[START]
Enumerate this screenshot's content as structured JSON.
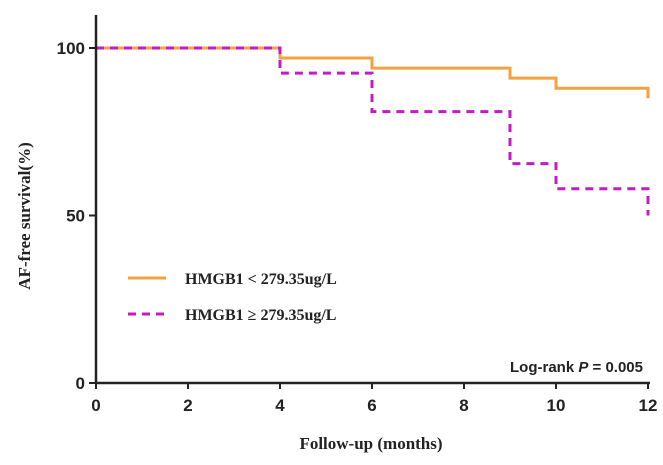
{
  "chart_data": {
    "type": "line",
    "step": true,
    "xlabel": "Follow-up (months)",
    "ylabel": "AF-free survival(%)",
    "xlim": [
      0,
      12
    ],
    "ylim": [
      0,
      100
    ],
    "x_ticks": [
      0,
      2,
      4,
      6,
      8,
      10,
      12
    ],
    "y_ticks": [
      0,
      50,
      100
    ],
    "grid": false,
    "legend_position": "lower-left",
    "annotation": {
      "prefix": "Log-rank ",
      "italic": "P",
      "suffix": " = 0.005"
    },
    "series": [
      {
        "name": "HMGB1 < 279.35ug/L",
        "color": "#f5a142",
        "style": "solid",
        "x": [
          0,
          4,
          6,
          9,
          10,
          12
        ],
        "y": [
          100,
          97,
          94,
          91,
          88,
          85
        ]
      },
      {
        "name": "HMGB1 ≥ 279.35ug/L",
        "color": "#c21bc7",
        "style": "dashed",
        "x": [
          0,
          4,
          6,
          9,
          10,
          12
        ],
        "y": [
          100,
          92.5,
          81,
          65.5,
          58,
          50
        ]
      }
    ]
  }
}
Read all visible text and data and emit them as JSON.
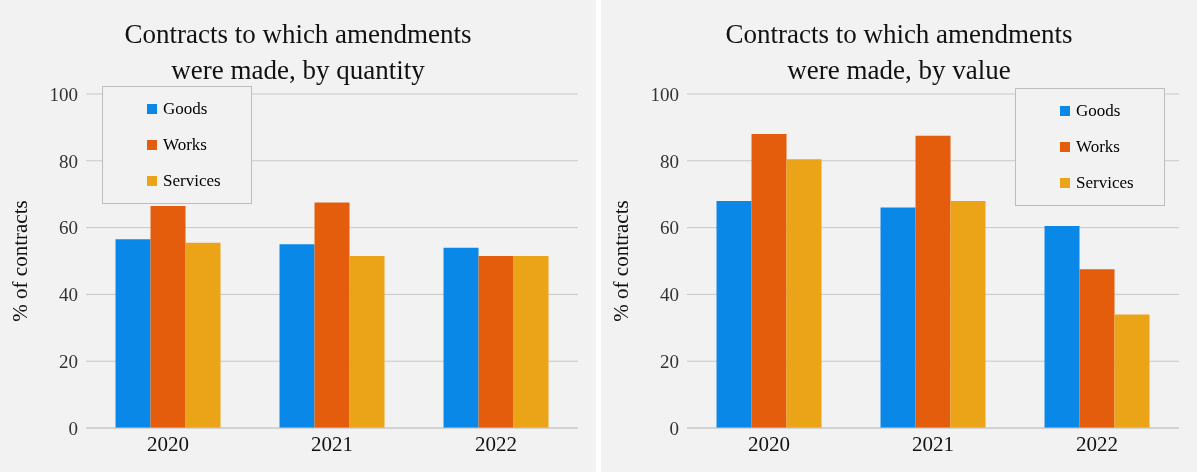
{
  "chart_data": [
    {
      "type": "bar",
      "title": "Contracts to which amendments were made, by quantity",
      "ylabel": "% of contracts",
      "categories": [
        "2020",
        "2021",
        "2022"
      ],
      "series": [
        {
          "name": "Goods",
          "color": "#0a88e8",
          "values": [
            56.5,
            55,
            54
          ]
        },
        {
          "name": "Works",
          "color": "#e35d0c",
          "values": [
            66.5,
            67.5,
            51.5
          ]
        },
        {
          "name": "Services",
          "color": "#eba417",
          "values": [
            55.5,
            51.5,
            51.5
          ]
        }
      ],
      "ylim": [
        0,
        100
      ],
      "yticks": [
        0,
        20,
        40,
        60,
        80,
        100
      ],
      "grid": "y",
      "legend": "top left"
    },
    {
      "type": "bar",
      "title": "Contracts to which amendments were made, by value",
      "ylabel": "% of contracts",
      "categories": [
        "2020",
        "2021",
        "2022"
      ],
      "series": [
        {
          "name": "Goods",
          "color": "#0a88e8",
          "values": [
            68,
            66,
            60.5
          ]
        },
        {
          "name": "Works",
          "color": "#e35d0c",
          "values": [
            88,
            87.5,
            47.5
          ]
        },
        {
          "name": "Services",
          "color": "#eba417",
          "values": [
            80.5,
            68,
            34
          ]
        }
      ],
      "ylim": [
        0,
        100
      ],
      "yticks": [
        0,
        20,
        40,
        60,
        80,
        100
      ],
      "grid": "y",
      "legend": "top right"
    }
  ]
}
[END]
§ WHAT TO DO
Copy out all the entries exactly. Images stay out of the copy.

§ WRITTEN ANSWER
Enumerate this screenshot's content as structured JSON.
{
  "chart_data": {
    "type": "line",
    "step": true,
    "xlabel": "Follow-up (months)",
    "ylabel": "AF-free survival(%)",
    "xlim": [
      0,
      12
    ],
    "ylim": [
      0,
      100
    ],
    "x_ticks": [
      0,
      2,
      4,
      6,
      8,
      10,
      12
    ],
    "y_ticks": [
      0,
      50,
      100
    ],
    "grid": false,
    "legend_position": "lower-left",
    "annotation": {
      "prefix": "Log-rank ",
      "italic": "P",
      "suffix": " = 0.005"
    },
    "series": [
      {
        "name": "HMGB1 < 279.35ug/L",
        "color": "#f5a142",
        "style": "solid",
        "x": [
          0,
          4,
          6,
          9,
          10,
          12
        ],
        "y": [
          100,
          97,
          94,
          91,
          88,
          85
        ]
      },
      {
        "name": "HMGB1 ≥ 279.35ug/L",
        "color": "#c21bc7",
        "style": "dashed",
        "x": [
          0,
          4,
          6,
          9,
          10,
          12
        ],
        "y": [
          100,
          92.5,
          81,
          65.5,
          58,
          50
        ]
      }
    ]
  }
}
Read all visible text and data and emit them as JSON.
{
  "chart_data": [
    {
      "type": "bar",
      "title": "Contracts to which amendments were made, by quantity",
      "ylabel": "% of contracts",
      "categories": [
        "2020",
        "2021",
        "2022"
      ],
      "series": [
        {
          "name": "Goods",
          "color": "#0a88e8",
          "values": [
            56.5,
            55,
            54
          ]
        },
        {
          "name": "Works",
          "color": "#e35d0c",
          "values": [
            66.5,
            67.5,
            51.5
          ]
        },
        {
          "name": "Services",
          "color": "#eba417",
          "values": [
            55.5,
            51.5,
            51.5
          ]
        }
      ],
      "ylim": [
        0,
        100
      ],
      "yticks": [
        0,
        20,
        40,
        60,
        80,
        100
      ],
      "grid": "y",
      "legend": "top left"
    },
    {
      "type": "bar",
      "title": "Contracts to which amendments were made, by value",
      "ylabel": "% of contracts",
      "categories": [
        "2020",
        "2021",
        "2022"
      ],
      "series": [
        {
          "name": "Goods",
          "color": "#0a88e8",
          "values": [
            68,
            66,
            60.5
          ]
        },
        {
          "name": "Works",
          "color": "#e35d0c",
          "values": [
            88,
            87.5,
            47.5
          ]
        },
        {
          "name": "Services",
          "color": "#eba417",
          "values": [
            80.5,
            68,
            34
          ]
        }
      ],
      "ylim": [
        0,
        100
      ],
      "yticks": [
        0,
        20,
        40,
        60,
        80,
        100
      ],
      "grid": "y",
      "legend": "top right"
    }
  ]
}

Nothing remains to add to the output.